Aim - Will you print the material below without altering a single character?

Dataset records
** Begin **
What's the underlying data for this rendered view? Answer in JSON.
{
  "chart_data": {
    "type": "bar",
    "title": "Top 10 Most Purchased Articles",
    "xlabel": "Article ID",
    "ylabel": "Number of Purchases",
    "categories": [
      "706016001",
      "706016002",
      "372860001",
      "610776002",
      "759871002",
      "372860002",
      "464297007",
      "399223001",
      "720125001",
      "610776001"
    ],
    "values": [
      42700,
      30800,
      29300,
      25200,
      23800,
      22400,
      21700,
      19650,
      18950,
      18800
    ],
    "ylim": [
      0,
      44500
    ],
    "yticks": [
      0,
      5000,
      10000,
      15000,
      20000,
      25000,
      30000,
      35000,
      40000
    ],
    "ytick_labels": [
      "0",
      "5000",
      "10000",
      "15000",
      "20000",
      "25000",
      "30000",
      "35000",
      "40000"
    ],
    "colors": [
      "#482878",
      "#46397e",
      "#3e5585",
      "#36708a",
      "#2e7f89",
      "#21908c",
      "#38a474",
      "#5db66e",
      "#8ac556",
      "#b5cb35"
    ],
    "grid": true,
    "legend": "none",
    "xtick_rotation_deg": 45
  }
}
** End **
Solution below -
What's the underlying data for this rendered view? Answer in JSON.
{
  "chart_data": {
    "type": "bar",
    "title": "Top 10 Most Purchased Articles",
    "xlabel": "Article ID",
    "ylabel": "Number of Purchases",
    "categories": [
      "706016001",
      "706016002",
      "372860001",
      "610776002",
      "759871002",
      "372860002",
      "464297007",
      "399223001",
      "720125001",
      "610776001"
    ],
    "values": [
      42700,
      30800,
      29300,
      25200,
      23800,
      22400,
      21700,
      19650,
      18950,
      18800
    ],
    "ylim": [
      0,
      44500
    ],
    "yticks": [
      0,
      5000,
      10000,
      15000,
      20000,
      25000,
      30000,
      35000,
      40000
    ],
    "ytick_labels": [
      "0",
      "5000",
      "10000",
      "15000",
      "20000",
      "25000",
      "30000",
      "35000",
      "40000"
    ],
    "colors": [
      "#482878",
      "#46397e",
      "#3e5585",
      "#36708a",
      "#2e7f89",
      "#21908c",
      "#38a474",
      "#5db66e",
      "#8ac556",
      "#b5cb35"
    ],
    "grid": true,
    "legend": "none",
    "xtick_rotation_deg": 45
  }
}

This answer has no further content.